(TASK OBJECTIVE) Put everything in the data from the line containing "time-label: 21 (972, 873, 986, 884)" down to the line containing "time-label: 6 (244, 873, 252, 884)", both included, into a Markdown table with the columns Row and Line. Number each line and leave out blank lines.

(RECORDS TO USE)
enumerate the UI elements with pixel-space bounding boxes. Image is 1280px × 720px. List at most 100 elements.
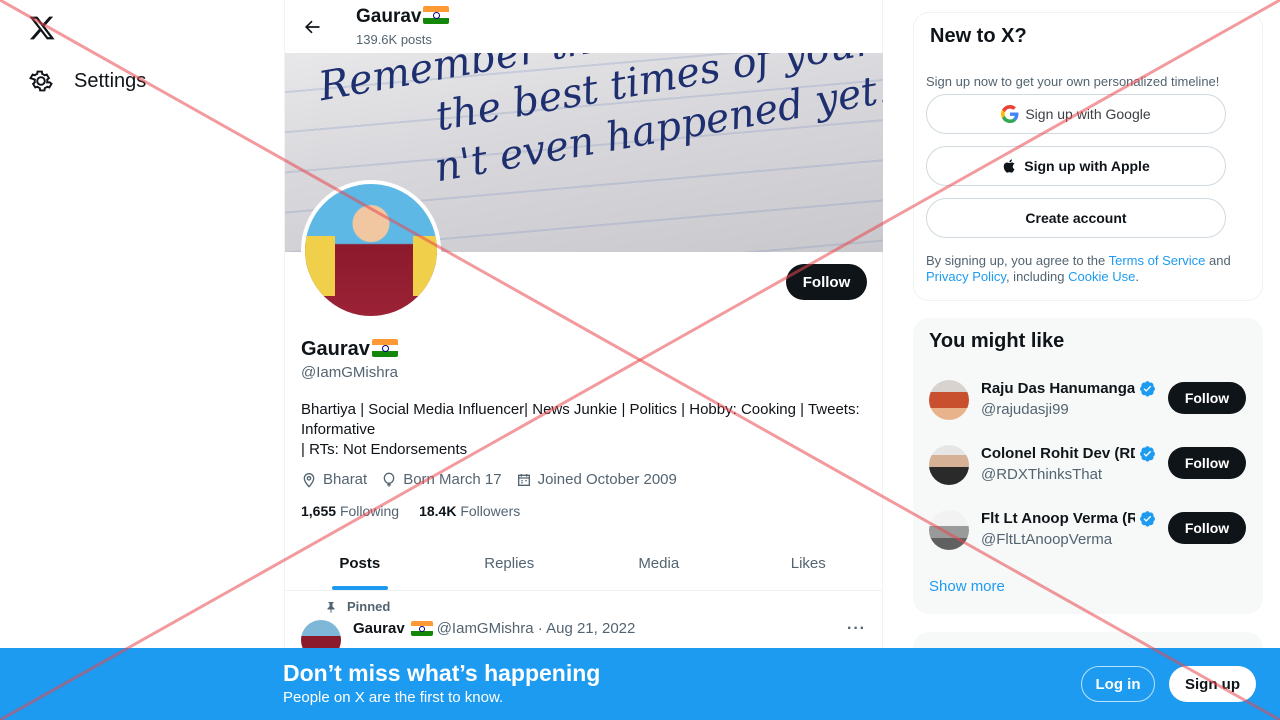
bottom-bar-subtitle: People on X are the first to know. bbox=[283, 689, 504, 706]
joined-item: Joined October 2009 bbox=[516, 471, 677, 488]
verified-badge-icon bbox=[1140, 381, 1155, 397]
joined-text: Joined October 2009 bbox=[537, 471, 677, 488]
back-button[interactable] bbox=[299, 14, 325, 40]
suggestion-name-text: Raju Das Hanumanga bbox=[981, 380, 1135, 397]
profile-handle: @IamGMishra bbox=[301, 364, 398, 381]
privacy-policy-link[interactable]: Privacy Policy bbox=[926, 269, 1006, 284]
login-button[interactable]: Log in bbox=[1081, 666, 1155, 702]
india-flag-icon bbox=[371, 339, 398, 357]
suggestion-follow-button[interactable]: Follow bbox=[1168, 447, 1246, 479]
profile-meta: Bharat Born March 17 Joined October 2009 bbox=[301, 471, 677, 488]
google-icon bbox=[1001, 105, 1019, 123]
pinned-label: Pinned bbox=[347, 599, 391, 614]
terms-including: , including bbox=[1005, 269, 1069, 284]
suggestion-item[interactable]: Colonel Rohit Dev (RD @RDXThinksThat Fol… bbox=[929, 445, 1247, 501]
suggestions-card: You might like Raju Das Hanumanga @rajud… bbox=[913, 318, 1263, 614]
terms-of-service-link[interactable]: Terms of Service bbox=[1109, 253, 1206, 268]
profile-name-text: Gaurav bbox=[301, 338, 370, 360]
post-author[interactable]: Gaurav bbox=[353, 620, 405, 637]
pinned-indicator: Pinned bbox=[325, 599, 390, 614]
posts-count: 139.6K posts bbox=[356, 32, 432, 47]
bio-line-1: Bhartiya | Social Media Influencer| News… bbox=[301, 401, 860, 438]
avatar-bg-right bbox=[413, 236, 437, 296]
born-text: Born March 17 bbox=[403, 471, 502, 488]
google-signup-button[interactable]: Sign up with Google bbox=[926, 94, 1226, 134]
profile-avatar[interactable] bbox=[301, 180, 441, 320]
more-options-button[interactable]: ··· bbox=[847, 620, 866, 638]
suggestions-title: You might like bbox=[929, 330, 1065, 352]
suggestion-avatar[interactable] bbox=[929, 510, 969, 550]
suggestion-name-text: Flt Lt Anoop Verma (R bbox=[981, 510, 1135, 527]
suggestion-name-text: Colonel Rohit Dev (RD bbox=[981, 445, 1135, 462]
x-logo-icon[interactable] bbox=[28, 14, 56, 42]
post-header: Gaurav @IamGMishra · Aug 21, 2022 bbox=[353, 620, 635, 637]
verified-badge-icon bbox=[1140, 511, 1155, 527]
create-account-button[interactable]: Create account bbox=[926, 198, 1226, 238]
follow-button[interactable]: Follow bbox=[786, 264, 867, 300]
bio-line-2: | RTs: Not Endorsements bbox=[301, 441, 468, 458]
suggestion-handle: @FltLtAnoopVerma bbox=[981, 531, 1113, 548]
profile-tabs: Posts Replies Media Likes bbox=[285, 537, 883, 591]
profile-bio: Bhartiya | Social Media Influencer| News… bbox=[301, 400, 876, 460]
signup-card-subtitle: Sign up now to get your own personalized… bbox=[926, 74, 1220, 89]
signup-button[interactable]: Sign up bbox=[1169, 666, 1256, 702]
tab-posts[interactable]: Posts bbox=[285, 537, 435, 590]
suggestion-item[interactable]: Raju Das Hanumanga @rajudasji99 Follow bbox=[929, 380, 1247, 436]
suggestion-handle: @rajudasji99 bbox=[981, 401, 1069, 418]
following-count: 1,655 bbox=[301, 503, 337, 519]
location-text: Bharat bbox=[323, 471, 368, 488]
india-flag-icon bbox=[423, 6, 450, 24]
suggestion-follow-button[interactable]: Follow bbox=[1168, 512, 1246, 544]
followers-label: Followers bbox=[460, 503, 521, 519]
google-signup-label: Sign up with Google bbox=[1025, 106, 1151, 122]
following-label: Following bbox=[339, 503, 400, 519]
followers-count: 18.4K bbox=[419, 503, 457, 519]
india-flag-icon bbox=[410, 621, 433, 636]
following-link[interactable]: 1,655 Following bbox=[301, 503, 399, 519]
apple-signup-label: Sign up with Apple bbox=[1024, 158, 1150, 174]
show-more-link[interactable]: Show more bbox=[929, 578, 1005, 595]
suggestion-name[interactable]: Flt Lt Anoop Verma (R bbox=[981, 510, 1156, 527]
nav-settings-label: Settings bbox=[74, 69, 147, 92]
signup-card-title: New to X? bbox=[930, 25, 1027, 47]
page-title-text: Gaurav bbox=[356, 6, 422, 27]
apple-icon bbox=[1004, 159, 1015, 173]
tab-media[interactable]: Media bbox=[584, 537, 734, 590]
bottom-bar-title: Don’t miss what’s happening bbox=[283, 660, 601, 686]
gear-icon bbox=[29, 70, 53, 92]
suggestion-avatar[interactable] bbox=[929, 380, 969, 420]
verified-badge-icon bbox=[1140, 446, 1155, 462]
location-item: Bharat bbox=[301, 471, 367, 488]
suggestion-name[interactable]: Colonel Rohit Dev (RD bbox=[981, 445, 1156, 462]
avatar-bg-left bbox=[305, 236, 335, 296]
profile-column: Gaurav 139.6K posts Remember that some o… bbox=[284, 0, 883, 720]
suggestion-avatar[interactable] bbox=[929, 445, 969, 485]
left-nav: Settings bbox=[0, 0, 284, 720]
signup-card: New to X? Sign up now to get your own pe… bbox=[913, 12, 1263, 301]
balloon-icon bbox=[383, 472, 395, 487]
followers-link[interactable]: 18.4K Followers bbox=[419, 503, 520, 519]
arrow-left-icon bbox=[304, 20, 320, 34]
pin-icon bbox=[327, 601, 335, 613]
follow-counts: 1,655 Following 18.4K Followers bbox=[301, 503, 520, 519]
suggestion-item[interactable]: Flt Lt Anoop Verma (R @FltLtAnoopVerma F… bbox=[929, 510, 1247, 566]
terms-and: and bbox=[1205, 253, 1231, 268]
profile-name: Gaurav bbox=[301, 338, 398, 361]
bottom-signup-bar: Don’t miss what’s happening People on X … bbox=[0, 648, 1280, 720]
location-pin-icon bbox=[303, 472, 315, 488]
birthday-item: Born March 17 bbox=[381, 471, 502, 488]
suggestion-name[interactable]: Raju Das Hanumanga bbox=[981, 380, 1156, 397]
terms-prefix: By signing up, you agree to the bbox=[926, 253, 1109, 268]
tab-replies[interactable]: Replies bbox=[435, 537, 585, 590]
tab-likes[interactable]: Likes bbox=[734, 537, 884, 590]
apple-signup-button[interactable]: Sign up with Apple bbox=[926, 146, 1226, 186]
nav-settings[interactable]: Settings bbox=[28, 68, 146, 94]
suggestion-handle: @RDXThinksThat bbox=[981, 466, 1103, 483]
page-title: Gaurav bbox=[356, 6, 450, 28]
post-handle-date[interactable]: @IamGMishra · Aug 21, 2022 bbox=[437, 620, 636, 637]
terms-end: . bbox=[1135, 269, 1139, 284]
cookie-use-link[interactable]: Cookie Use bbox=[1068, 269, 1135, 284]
calendar-icon bbox=[517, 473, 530, 486]
terms-text: By signing up, you agree to the Terms of… bbox=[926, 253, 1251, 285]
suggestion-follow-button[interactable]: Follow bbox=[1168, 382, 1246, 414]
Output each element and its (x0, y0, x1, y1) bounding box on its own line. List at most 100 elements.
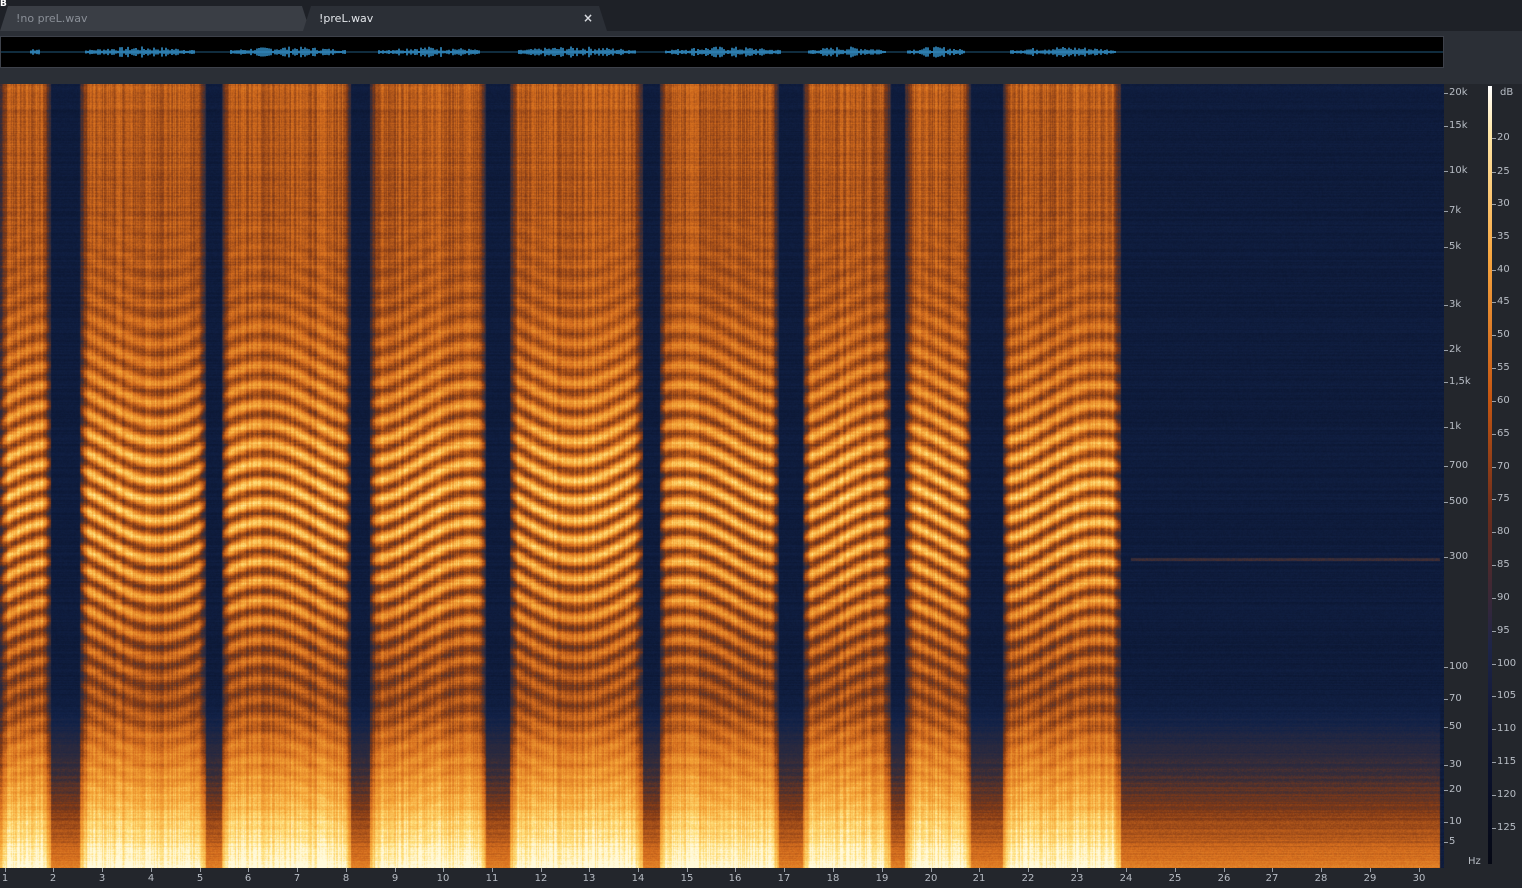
time-label: 21 (972, 873, 986, 884)
freq-label: 30 (1449, 759, 1462, 770)
time-label: 30 (1412, 873, 1426, 884)
db-label: 85 (1497, 559, 1510, 570)
db-label: 70 (1497, 461, 1510, 472)
db-unit-label: dB (1500, 87, 1514, 98)
freq-label: 20 (1449, 784, 1462, 795)
freq-label: 10k (1449, 165, 1468, 176)
time-label: 29 (1363, 873, 1377, 884)
db-label: 105 (1497, 690, 1517, 701)
spectrogram-view[interactable] (0, 84, 1444, 868)
close-icon[interactable]: × (583, 6, 593, 31)
freq-label: 100 (1449, 661, 1469, 672)
freq-label: 300 (1449, 551, 1469, 562)
time-tick (5, 868, 6, 872)
db-label: 50 (1497, 329, 1510, 340)
freq-tick (1444, 305, 1448, 306)
time-tick (589, 868, 590, 872)
freq-label: 5k (1449, 241, 1462, 252)
time-label: 4 (147, 873, 155, 884)
tab-label: !no preL.wav (16, 12, 88, 25)
time-label: 20 (924, 873, 938, 884)
time-label: 11 (485, 873, 499, 884)
db-tick (1492, 138, 1496, 139)
time-label: 5 (196, 873, 204, 884)
time-label: 27 (1265, 873, 1279, 884)
time-label: 6 (244, 873, 252, 884)
time-label: 16 (728, 873, 742, 884)
time-label: 2 (49, 873, 57, 884)
time-tick (1077, 868, 1078, 872)
freq-label: 20k (1449, 87, 1468, 98)
time-tick (638, 868, 639, 872)
tab-prel-wav[interactable]: !preL.wav × (303, 6, 607, 31)
time-tick (443, 868, 444, 872)
freq-tick (1444, 126, 1448, 127)
db-label: 55 (1497, 362, 1510, 373)
time-label: 14 (631, 873, 645, 884)
db-tick (1492, 204, 1496, 205)
db-tick (1492, 631, 1496, 632)
time-label: 12 (534, 873, 548, 884)
time-label: 8 (342, 873, 350, 884)
tab-no-prel-wav[interactable]: !no preL.wav (0, 6, 310, 31)
db-tick (1492, 532, 1496, 533)
time-label: 13 (582, 873, 596, 884)
freq-tick (1444, 699, 1448, 700)
freq-tick (1444, 667, 1448, 668)
axis-corner (1444, 868, 1522, 888)
time-label: 10 (436, 873, 450, 884)
tab-bar: B !no preL.wav !preL.wav × (0, 0, 1522, 31)
freq-label: 7k (1449, 205, 1462, 216)
freq-unit-label: Hz (1468, 856, 1481, 867)
corner-mark: B (0, 0, 7, 9)
time-label: 19 (875, 873, 889, 884)
db-label: 90 (1497, 592, 1510, 603)
freq-tick (1444, 171, 1448, 172)
db-tick (1492, 434, 1496, 435)
db-tick (1492, 401, 1496, 402)
time-tick (784, 868, 785, 872)
time-tick (931, 868, 932, 872)
time-label: 17 (777, 873, 791, 884)
db-label: 60 (1497, 395, 1510, 406)
freq-tick (1444, 765, 1448, 766)
time-tick (1028, 868, 1029, 872)
db-tick (1492, 696, 1496, 697)
time-tick (297, 868, 298, 872)
db-label: 20 (1497, 132, 1510, 143)
freq-tick (1444, 350, 1448, 351)
frequency-axis: 20k 15k 10k 7k 5k 3k 2k 1,5k 1k 700 500 300 100 70 50 3… (1444, 84, 1488, 868)
freq-label: 3k (1449, 299, 1462, 310)
db-tick (1492, 302, 1496, 303)
time-label: 26 (1217, 873, 1231, 884)
time-tick (735, 868, 736, 872)
time-axis[interactable]: 1 2 3 4 5 6 7 8 9 10 11 12 13 14 15 16 17 18 19 20 21 22 23 24 2… (0, 868, 1444, 888)
db-tick (1492, 499, 1496, 500)
spectrogram-canvas[interactable] (0, 84, 1444, 868)
db-tick (1492, 598, 1496, 599)
time-label: 9 (391, 873, 399, 884)
time-label: 1 (1, 873, 9, 884)
waveform-overview[interactable] (0, 36, 1444, 68)
time-label: 23 (1070, 873, 1084, 884)
freq-tick (1444, 790, 1448, 791)
waveform-overview-svg (1, 46, 1443, 58)
freq-tick (1444, 211, 1448, 212)
freq-tick (1444, 822, 1448, 823)
time-tick (1419, 868, 1420, 872)
db-tick (1492, 172, 1496, 173)
freq-label: 15k (1449, 120, 1468, 131)
db-label: 120 (1497, 789, 1517, 800)
freq-tick (1444, 502, 1448, 503)
time-tick (979, 868, 980, 872)
db-label: 25 (1497, 166, 1510, 177)
db-tick (1492, 335, 1496, 336)
tab-label: !preL.wav (319, 12, 374, 25)
freq-tick (1444, 557, 1448, 558)
db-label: 125 (1497, 822, 1517, 833)
db-tick (1492, 368, 1496, 369)
db-color-bar (1488, 86, 1492, 864)
freq-label: 50 (1449, 721, 1462, 732)
db-tick (1492, 762, 1496, 763)
time-tick (1370, 868, 1371, 872)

(RESULT OF THIS EXERCISE)
| Row | Line |
|---|---|
| 1 | time-label: 21 (972, 873, 986, 884) |
| 2 | freq-label: 30 (1449, 759, 1462, 770) |
| 3 | time-label: 30 (1412, 873, 1426, 884) |
| 4 | db-label: 85 (1497, 559, 1510, 570) |
| 5 | db-label: 70 (1497, 461, 1510, 472) |
| 6 | db-unit-label: dB (1500, 87, 1514, 98) |
| 7 | freq-label: 20 (1449, 784, 1462, 795) |
| 8 | freq-label: 10k (1449, 165, 1468, 176) |
| 9 | time-label: 29 (1363, 873, 1377, 884) |
| 10 | db-label: 105 (1497, 690, 1517, 701) |
| 11 | spectrogram-view[interactable] (0, 84, 1444, 868) |
| 12 | close-icon[interactable]: × (583, 6, 593, 31) |
| 13 | freq-label: 100 (1449, 661, 1469, 672) |
| 14 | freq-label: 300 (1449, 551, 1469, 562) |
| 15 | time-tick (5, 868, 6, 872) |
| 16 | db-label: 50 (1497, 329, 1510, 340) |
| 17 | freq-tick (1444, 305, 1448, 306) |
| 18 | time-tick (589, 868, 590, 872) |
| 19 | freq-label: 5k (1449, 241, 1462, 252) |
| 20 | time-label: 4 (147, 873, 155, 884) |
| 21 | tab-label: !no preL.wav (16, 12, 88, 25) |
| 22 | time-label: 20 (924, 873, 938, 884) |
| 23 | time-label: 11 (485, 873, 499, 884) |
| 24 | db-tick (1492, 138, 1496, 139) |
| 25 | time-label: 5 (196, 873, 204, 884) |
| 26 | time-label: 27 (1265, 873, 1279, 884) |
| 27 | time-label: 6 (244, 873, 252, 884) |